▸ Material provided
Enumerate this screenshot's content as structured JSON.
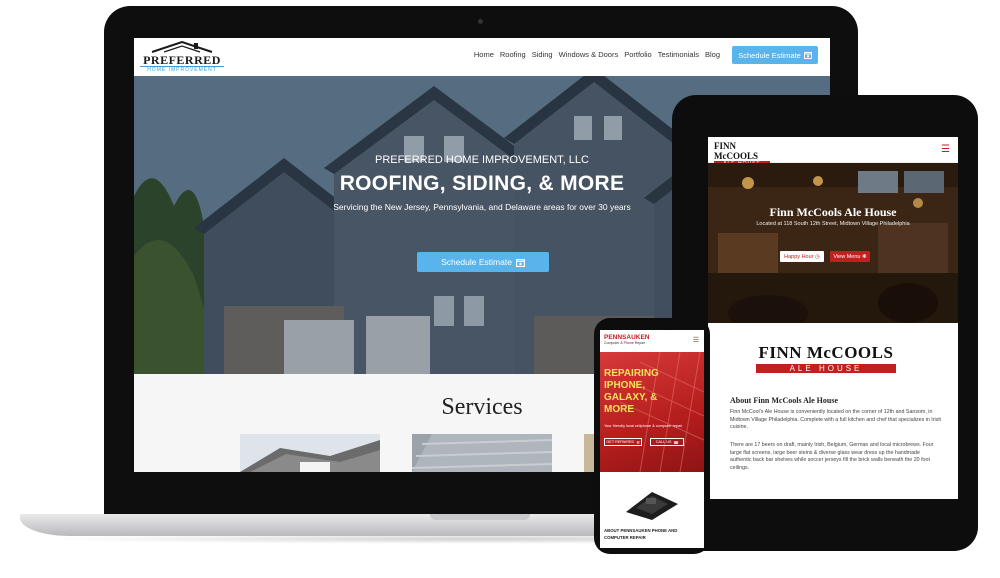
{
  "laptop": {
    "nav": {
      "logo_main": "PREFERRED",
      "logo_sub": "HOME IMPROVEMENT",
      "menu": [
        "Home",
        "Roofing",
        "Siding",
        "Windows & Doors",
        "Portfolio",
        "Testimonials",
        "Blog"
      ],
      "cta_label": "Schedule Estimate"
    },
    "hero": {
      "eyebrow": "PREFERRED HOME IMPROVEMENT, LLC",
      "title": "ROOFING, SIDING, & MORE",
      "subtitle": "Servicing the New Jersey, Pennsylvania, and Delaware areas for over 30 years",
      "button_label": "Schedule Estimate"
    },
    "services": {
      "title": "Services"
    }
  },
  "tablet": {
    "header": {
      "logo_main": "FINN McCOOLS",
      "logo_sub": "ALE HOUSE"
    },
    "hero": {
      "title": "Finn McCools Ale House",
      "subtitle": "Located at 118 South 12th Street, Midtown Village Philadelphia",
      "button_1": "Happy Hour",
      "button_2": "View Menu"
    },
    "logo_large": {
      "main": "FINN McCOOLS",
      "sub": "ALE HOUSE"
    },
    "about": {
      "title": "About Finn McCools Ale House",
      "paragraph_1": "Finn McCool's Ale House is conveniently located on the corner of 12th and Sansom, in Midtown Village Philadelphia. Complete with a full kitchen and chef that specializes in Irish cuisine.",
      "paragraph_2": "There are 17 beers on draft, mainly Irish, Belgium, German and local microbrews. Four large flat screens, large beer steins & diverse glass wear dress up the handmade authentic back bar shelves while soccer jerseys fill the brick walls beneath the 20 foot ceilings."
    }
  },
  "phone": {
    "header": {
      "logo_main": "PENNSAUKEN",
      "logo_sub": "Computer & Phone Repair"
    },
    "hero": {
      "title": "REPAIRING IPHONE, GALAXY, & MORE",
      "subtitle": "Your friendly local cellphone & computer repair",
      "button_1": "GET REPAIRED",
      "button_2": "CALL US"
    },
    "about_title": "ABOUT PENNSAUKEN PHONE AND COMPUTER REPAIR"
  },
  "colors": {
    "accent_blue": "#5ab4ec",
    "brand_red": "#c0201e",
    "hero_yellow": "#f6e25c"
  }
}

▸ Your objective
Quote the material word for word, dropping any images it holds.

▸ Solution for this exercise
Enumerate this screenshot's content as structured JSON.
{
  "laptop": {
    "nav": {
      "logo_main": "PREFERRED",
      "logo_sub": "HOME IMPROVEMENT",
      "menu": [
        "Home",
        "Roofing",
        "Siding",
        "Windows & Doors",
        "Portfolio",
        "Testimonials",
        "Blog"
      ],
      "cta_label": "Schedule Estimate"
    },
    "hero": {
      "eyebrow": "PREFERRED HOME IMPROVEMENT, LLC",
      "title": "ROOFING, SIDING, & MORE",
      "subtitle": "Servicing the New Jersey, Pennsylvania, and Delaware areas for over 30 years",
      "button_label": "Schedule Estimate"
    },
    "services": {
      "title": "Services"
    }
  },
  "tablet": {
    "header": {
      "logo_main": "FINN McCOOLS",
      "logo_sub": "ALE HOUSE"
    },
    "hero": {
      "title": "Finn McCools Ale House",
      "subtitle": "Located at 118 South 12th Street, Midtown Village Philadelphia",
      "button_1": "Happy Hour",
      "button_2": "View Menu"
    },
    "logo_large": {
      "main": "FINN McCOOLS",
      "sub": "ALE HOUSE"
    },
    "about": {
      "title": "About Finn McCools Ale House",
      "paragraph_1": "Finn McCool's Ale House is conveniently located on the corner of 12th and Sansom, in Midtown Village Philadelphia. Complete with a full kitchen and chef that specializes in Irish cuisine.",
      "paragraph_2": "There are 17 beers on draft, mainly Irish, Belgium, German and local microbrews. Four large flat screens, large beer steins & diverse glass wear dress up the handmade authentic back bar shelves while soccer jerseys fill the brick walls beneath the 20 foot ceilings."
    }
  },
  "phone": {
    "header": {
      "logo_main": "PENNSAUKEN",
      "logo_sub": "Computer & Phone Repair"
    },
    "hero": {
      "title": "REPAIRING IPHONE, GALAXY, & MORE",
      "subtitle": "Your friendly local cellphone & computer repair",
      "button_1": "GET REPAIRED",
      "button_2": "CALL US"
    },
    "about_title": "ABOUT PENNSAUKEN PHONE AND COMPUTER REPAIR"
  },
  "colors": {
    "accent_blue": "#5ab4ec",
    "brand_red": "#c0201e",
    "hero_yellow": "#f6e25c"
  }
}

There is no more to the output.